**Entries provided**

## BEGIN

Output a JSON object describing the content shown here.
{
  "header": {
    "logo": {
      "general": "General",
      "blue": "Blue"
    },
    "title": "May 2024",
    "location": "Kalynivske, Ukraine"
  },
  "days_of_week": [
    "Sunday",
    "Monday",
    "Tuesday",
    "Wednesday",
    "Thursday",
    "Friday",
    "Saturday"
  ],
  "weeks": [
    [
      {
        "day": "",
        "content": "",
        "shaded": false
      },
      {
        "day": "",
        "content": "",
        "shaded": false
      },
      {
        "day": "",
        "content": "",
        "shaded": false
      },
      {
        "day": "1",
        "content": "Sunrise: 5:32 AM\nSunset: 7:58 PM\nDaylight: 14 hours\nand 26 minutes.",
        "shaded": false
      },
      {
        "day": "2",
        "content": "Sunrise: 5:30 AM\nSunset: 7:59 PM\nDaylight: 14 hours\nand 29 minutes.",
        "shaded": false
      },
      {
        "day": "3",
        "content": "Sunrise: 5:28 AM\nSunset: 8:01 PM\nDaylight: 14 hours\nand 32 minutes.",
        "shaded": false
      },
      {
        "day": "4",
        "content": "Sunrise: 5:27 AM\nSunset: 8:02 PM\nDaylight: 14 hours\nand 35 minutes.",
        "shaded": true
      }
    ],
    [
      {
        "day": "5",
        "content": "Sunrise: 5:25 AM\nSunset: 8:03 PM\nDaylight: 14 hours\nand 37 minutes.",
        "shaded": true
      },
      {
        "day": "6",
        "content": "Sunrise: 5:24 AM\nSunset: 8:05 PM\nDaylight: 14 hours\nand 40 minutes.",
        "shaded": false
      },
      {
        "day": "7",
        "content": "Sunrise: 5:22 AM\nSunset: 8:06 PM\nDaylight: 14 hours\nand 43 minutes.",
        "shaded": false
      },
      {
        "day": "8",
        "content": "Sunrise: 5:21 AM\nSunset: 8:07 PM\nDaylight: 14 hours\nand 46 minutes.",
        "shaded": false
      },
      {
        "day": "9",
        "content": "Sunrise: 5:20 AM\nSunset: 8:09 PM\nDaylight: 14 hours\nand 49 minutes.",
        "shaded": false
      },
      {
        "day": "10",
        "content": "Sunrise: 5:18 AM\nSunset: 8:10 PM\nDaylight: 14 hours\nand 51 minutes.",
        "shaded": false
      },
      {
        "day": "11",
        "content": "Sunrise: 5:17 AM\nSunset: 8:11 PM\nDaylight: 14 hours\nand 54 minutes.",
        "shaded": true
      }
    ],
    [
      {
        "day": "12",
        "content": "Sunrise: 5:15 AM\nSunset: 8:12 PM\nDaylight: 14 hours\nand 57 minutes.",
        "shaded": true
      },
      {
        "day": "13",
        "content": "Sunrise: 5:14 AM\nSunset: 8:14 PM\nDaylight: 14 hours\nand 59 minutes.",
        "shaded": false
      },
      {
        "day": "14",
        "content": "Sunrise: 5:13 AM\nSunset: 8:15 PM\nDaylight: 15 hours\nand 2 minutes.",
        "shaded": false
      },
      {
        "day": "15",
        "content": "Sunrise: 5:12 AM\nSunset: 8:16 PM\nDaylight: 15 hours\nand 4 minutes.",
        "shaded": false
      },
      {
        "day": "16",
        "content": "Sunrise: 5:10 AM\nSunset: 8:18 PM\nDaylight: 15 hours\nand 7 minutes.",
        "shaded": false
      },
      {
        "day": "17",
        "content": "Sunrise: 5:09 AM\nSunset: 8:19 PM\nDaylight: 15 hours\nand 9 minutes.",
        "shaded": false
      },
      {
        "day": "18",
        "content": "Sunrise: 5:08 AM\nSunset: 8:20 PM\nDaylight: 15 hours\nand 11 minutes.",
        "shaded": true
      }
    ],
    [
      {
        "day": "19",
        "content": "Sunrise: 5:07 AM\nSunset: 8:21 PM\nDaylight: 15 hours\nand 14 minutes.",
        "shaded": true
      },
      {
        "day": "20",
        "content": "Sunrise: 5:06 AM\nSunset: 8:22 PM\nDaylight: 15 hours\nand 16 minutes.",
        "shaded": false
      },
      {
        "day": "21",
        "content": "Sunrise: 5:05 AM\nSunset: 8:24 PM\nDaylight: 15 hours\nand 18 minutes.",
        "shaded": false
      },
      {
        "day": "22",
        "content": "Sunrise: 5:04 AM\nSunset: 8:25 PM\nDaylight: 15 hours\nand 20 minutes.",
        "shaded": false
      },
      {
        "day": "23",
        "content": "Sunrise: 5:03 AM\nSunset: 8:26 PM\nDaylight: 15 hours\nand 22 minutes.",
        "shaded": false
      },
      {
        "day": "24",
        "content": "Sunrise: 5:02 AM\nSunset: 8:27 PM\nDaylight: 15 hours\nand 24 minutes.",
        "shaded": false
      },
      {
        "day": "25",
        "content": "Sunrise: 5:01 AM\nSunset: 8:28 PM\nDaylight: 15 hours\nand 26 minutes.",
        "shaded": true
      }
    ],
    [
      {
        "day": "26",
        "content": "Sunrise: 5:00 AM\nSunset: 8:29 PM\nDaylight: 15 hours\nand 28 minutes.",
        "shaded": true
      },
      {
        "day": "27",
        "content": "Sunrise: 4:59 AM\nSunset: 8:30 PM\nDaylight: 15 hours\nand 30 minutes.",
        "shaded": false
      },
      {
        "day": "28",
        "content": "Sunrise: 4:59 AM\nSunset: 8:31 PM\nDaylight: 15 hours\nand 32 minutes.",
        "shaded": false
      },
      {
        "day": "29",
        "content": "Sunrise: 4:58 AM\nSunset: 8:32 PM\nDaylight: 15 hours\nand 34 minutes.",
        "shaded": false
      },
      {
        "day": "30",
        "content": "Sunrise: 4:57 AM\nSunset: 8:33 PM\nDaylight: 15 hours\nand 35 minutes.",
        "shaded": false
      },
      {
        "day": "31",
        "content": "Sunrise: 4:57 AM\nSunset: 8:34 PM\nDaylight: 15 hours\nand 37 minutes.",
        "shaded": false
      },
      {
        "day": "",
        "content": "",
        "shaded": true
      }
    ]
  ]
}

## END
## BEGIN

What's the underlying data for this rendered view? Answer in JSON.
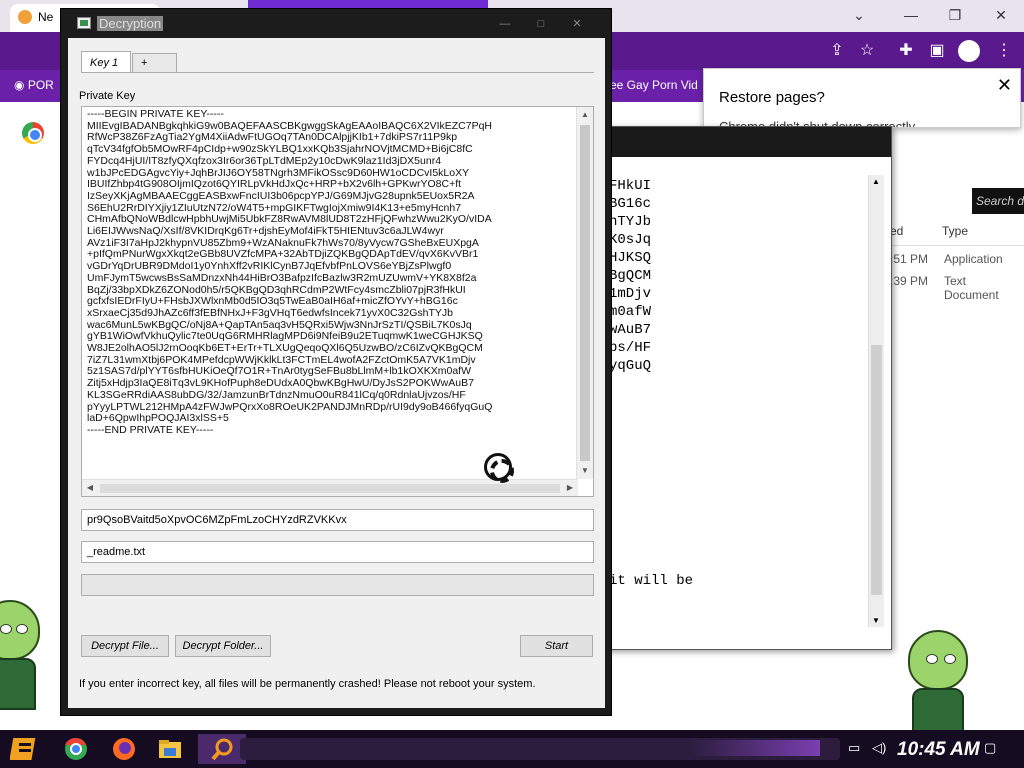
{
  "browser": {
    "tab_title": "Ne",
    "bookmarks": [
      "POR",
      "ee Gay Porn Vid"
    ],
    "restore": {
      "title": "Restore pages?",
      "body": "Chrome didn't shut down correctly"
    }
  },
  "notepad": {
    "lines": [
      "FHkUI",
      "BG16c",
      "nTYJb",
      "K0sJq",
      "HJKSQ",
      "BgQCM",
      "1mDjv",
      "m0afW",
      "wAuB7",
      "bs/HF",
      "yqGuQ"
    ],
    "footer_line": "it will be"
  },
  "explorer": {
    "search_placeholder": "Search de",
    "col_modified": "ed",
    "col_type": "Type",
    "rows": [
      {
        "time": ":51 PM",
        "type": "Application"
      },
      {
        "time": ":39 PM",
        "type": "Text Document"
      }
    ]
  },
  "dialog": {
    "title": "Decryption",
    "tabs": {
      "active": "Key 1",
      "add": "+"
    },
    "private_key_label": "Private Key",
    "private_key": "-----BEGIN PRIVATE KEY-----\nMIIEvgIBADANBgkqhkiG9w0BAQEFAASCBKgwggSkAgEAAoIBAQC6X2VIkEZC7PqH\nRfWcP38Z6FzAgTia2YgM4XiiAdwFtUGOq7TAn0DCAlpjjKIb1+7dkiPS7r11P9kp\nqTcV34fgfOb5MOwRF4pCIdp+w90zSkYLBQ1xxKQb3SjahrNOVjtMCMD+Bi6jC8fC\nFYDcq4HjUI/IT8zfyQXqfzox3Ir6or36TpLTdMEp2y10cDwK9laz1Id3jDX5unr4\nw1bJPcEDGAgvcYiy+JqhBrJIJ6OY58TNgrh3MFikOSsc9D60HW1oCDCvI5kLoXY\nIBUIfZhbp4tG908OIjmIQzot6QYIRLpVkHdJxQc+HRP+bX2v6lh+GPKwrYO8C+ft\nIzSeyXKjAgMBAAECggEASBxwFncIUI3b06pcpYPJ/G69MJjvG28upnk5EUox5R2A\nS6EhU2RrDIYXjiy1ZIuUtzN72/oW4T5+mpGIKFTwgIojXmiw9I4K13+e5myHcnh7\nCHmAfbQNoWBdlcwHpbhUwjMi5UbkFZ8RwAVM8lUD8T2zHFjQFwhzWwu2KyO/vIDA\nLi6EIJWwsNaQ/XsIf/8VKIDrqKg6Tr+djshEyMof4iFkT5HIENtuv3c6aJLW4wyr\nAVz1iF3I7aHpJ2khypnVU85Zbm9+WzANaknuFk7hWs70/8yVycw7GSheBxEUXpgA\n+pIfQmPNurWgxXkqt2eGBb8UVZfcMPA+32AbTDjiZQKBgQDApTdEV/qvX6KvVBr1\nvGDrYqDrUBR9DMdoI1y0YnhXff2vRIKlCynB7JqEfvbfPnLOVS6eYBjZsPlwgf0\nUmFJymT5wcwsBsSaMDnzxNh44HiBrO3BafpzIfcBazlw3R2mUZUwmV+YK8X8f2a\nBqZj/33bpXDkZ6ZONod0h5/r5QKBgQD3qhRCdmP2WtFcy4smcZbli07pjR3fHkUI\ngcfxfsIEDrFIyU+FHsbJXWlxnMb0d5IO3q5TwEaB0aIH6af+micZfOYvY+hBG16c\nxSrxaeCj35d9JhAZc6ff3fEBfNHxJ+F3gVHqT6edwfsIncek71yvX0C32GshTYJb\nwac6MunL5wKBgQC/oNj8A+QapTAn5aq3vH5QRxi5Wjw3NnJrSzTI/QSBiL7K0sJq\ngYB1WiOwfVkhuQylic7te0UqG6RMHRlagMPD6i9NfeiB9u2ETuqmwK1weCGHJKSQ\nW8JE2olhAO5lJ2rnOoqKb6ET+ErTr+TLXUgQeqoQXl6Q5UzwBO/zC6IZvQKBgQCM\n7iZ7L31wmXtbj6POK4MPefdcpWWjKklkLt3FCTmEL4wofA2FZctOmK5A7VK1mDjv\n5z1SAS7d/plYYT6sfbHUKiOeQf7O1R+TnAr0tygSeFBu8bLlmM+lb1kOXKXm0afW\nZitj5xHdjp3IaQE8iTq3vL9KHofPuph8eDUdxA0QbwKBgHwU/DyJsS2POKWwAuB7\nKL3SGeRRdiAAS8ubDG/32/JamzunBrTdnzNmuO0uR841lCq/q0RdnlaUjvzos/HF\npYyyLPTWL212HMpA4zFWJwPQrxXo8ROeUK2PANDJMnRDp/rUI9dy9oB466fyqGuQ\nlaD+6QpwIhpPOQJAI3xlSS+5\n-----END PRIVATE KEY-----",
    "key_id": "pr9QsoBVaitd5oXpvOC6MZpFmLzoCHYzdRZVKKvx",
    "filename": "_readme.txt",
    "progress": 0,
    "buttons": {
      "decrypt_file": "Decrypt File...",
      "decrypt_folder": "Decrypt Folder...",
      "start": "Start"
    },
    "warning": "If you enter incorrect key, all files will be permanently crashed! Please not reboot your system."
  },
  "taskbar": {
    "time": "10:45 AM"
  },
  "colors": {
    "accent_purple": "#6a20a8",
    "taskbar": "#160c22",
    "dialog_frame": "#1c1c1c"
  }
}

## END

**To be done**
Write out every line from the entries where "JSON" appears.

**Response**
Output a JSON object describing the content shown here.
What's the underlying data for this rendered view? Answer in JSON.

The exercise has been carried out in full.